═════ Dataset excerpts
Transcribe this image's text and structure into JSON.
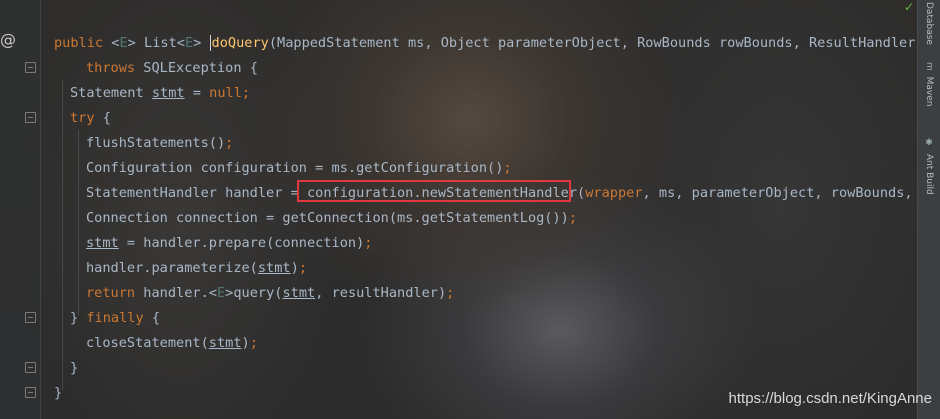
{
  "editor": {
    "lines": [
      {
        "indent": 0,
        "tokens": [
          {
            "t": "public ",
            "c": "kw"
          },
          {
            "t": "<",
            "c": "plain"
          },
          {
            "t": "E",
            "c": "gen"
          },
          {
            "t": "> List",
            "c": "plain"
          },
          {
            "t": "<",
            "c": "plain"
          },
          {
            "t": "E",
            "c": "gen"
          },
          {
            "t": "> ",
            "c": "plain"
          },
          {
            "t": "",
            "c": "caret"
          },
          {
            "t": "doQuery",
            "c": "mth"
          },
          {
            "t": "(MappedStatement ms, Object parameterObject, RowBounds rowBounds, ResultHandler resu",
            "c": "plain"
          }
        ]
      },
      {
        "indent": 2,
        "tokens": [
          {
            "t": "throws ",
            "c": "kw"
          },
          {
            "t": "SQLException {",
            "c": "plain"
          }
        ]
      },
      {
        "indent": 1,
        "tokens": [
          {
            "t": "Statement ",
            "c": "plain"
          },
          {
            "t": "stmt",
            "c": "ul"
          },
          {
            "t": " = ",
            "c": "plain"
          },
          {
            "t": "null",
            "c": "kw"
          },
          {
            "t": ";",
            "c": "kw"
          }
        ]
      },
      {
        "indent": 1,
        "tokens": [
          {
            "t": "try ",
            "c": "kw"
          },
          {
            "t": "{",
            "c": "plain"
          }
        ]
      },
      {
        "indent": 2,
        "tokens": [
          {
            "t": "flushStatements()",
            "c": "plain"
          },
          {
            "t": ";",
            "c": "kw"
          }
        ]
      },
      {
        "indent": 2,
        "tokens": [
          {
            "t": "Configuration configuration = ms.getConfiguration()",
            "c": "plain"
          },
          {
            "t": ";",
            "c": "kw"
          }
        ]
      },
      {
        "indent": 2,
        "tokens": [
          {
            "t": "StatementHandler handler = configuration.newStatementHandler(",
            "c": "plain"
          },
          {
            "t": "wrapper",
            "c": "kw"
          },
          {
            "t": ", ms, parameterObject, rowBounds, resu",
            "c": "plain"
          }
        ]
      },
      {
        "indent": 2,
        "tokens": [
          {
            "t": "Connection connection = getConnection(ms.getStatementLog())",
            "c": "plain"
          },
          {
            "t": ";",
            "c": "kw"
          }
        ]
      },
      {
        "indent": 2,
        "tokens": [
          {
            "t": "stmt",
            "c": "ul"
          },
          {
            "t": " = handler.prepare(connection)",
            "c": "plain"
          },
          {
            "t": ";",
            "c": "kw"
          }
        ]
      },
      {
        "indent": 2,
        "tokens": [
          {
            "t": "handler.parameterize(",
            "c": "plain"
          },
          {
            "t": "stmt",
            "c": "ul"
          },
          {
            "t": ")",
            "c": "plain"
          },
          {
            "t": ";",
            "c": "kw"
          }
        ]
      },
      {
        "indent": 2,
        "tokens": [
          {
            "t": "return ",
            "c": "kw"
          },
          {
            "t": "handler.<",
            "c": "plain"
          },
          {
            "t": "E",
            "c": "gen"
          },
          {
            "t": ">query(",
            "c": "plain"
          },
          {
            "t": "stmt",
            "c": "ul"
          },
          {
            "t": ", resultHandler)",
            "c": "plain"
          },
          {
            "t": ";",
            "c": "kw"
          }
        ]
      },
      {
        "indent": 1,
        "tokens": [
          {
            "t": "} ",
            "c": "plain"
          },
          {
            "t": "finally ",
            "c": "kw"
          },
          {
            "t": "{",
            "c": "plain"
          }
        ]
      },
      {
        "indent": 2,
        "tokens": [
          {
            "t": "closeStatement(",
            "c": "plain"
          },
          {
            "t": "stmt",
            "c": "ul"
          },
          {
            "t": ")",
            "c": "plain"
          },
          {
            "t": ";",
            "c": "kw"
          }
        ]
      },
      {
        "indent": 1,
        "tokens": [
          {
            "t": "}",
            "c": "plain"
          }
        ]
      },
      {
        "indent": 0,
        "tokens": [
          {
            "t": "}",
            "c": "plain"
          }
        ]
      }
    ]
  },
  "gutter": {
    "annotation_glyph": "@"
  },
  "right_toolbar": {
    "tabs": [
      {
        "label": "Database",
        "icon": "database-icon"
      },
      {
        "label": "Maven",
        "icon": "maven-icon"
      },
      {
        "label": "Ant Build",
        "icon": "ant-icon"
      }
    ],
    "status_check": "✓"
  },
  "watermark": "https://blog.csdn.net/KingAnne",
  "colors": {
    "keyword": "#cc7832",
    "generic": "#507874",
    "method": "#ffc66d",
    "text": "#a9b7c6",
    "highlight_box": "#e0383e"
  }
}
══════════
What is asked: Find the string "label" in the entries above and return each line that holds it.

Solution to this problem:
        "label": "Database",
        "label": "Maven",
        "label": "Ant Build",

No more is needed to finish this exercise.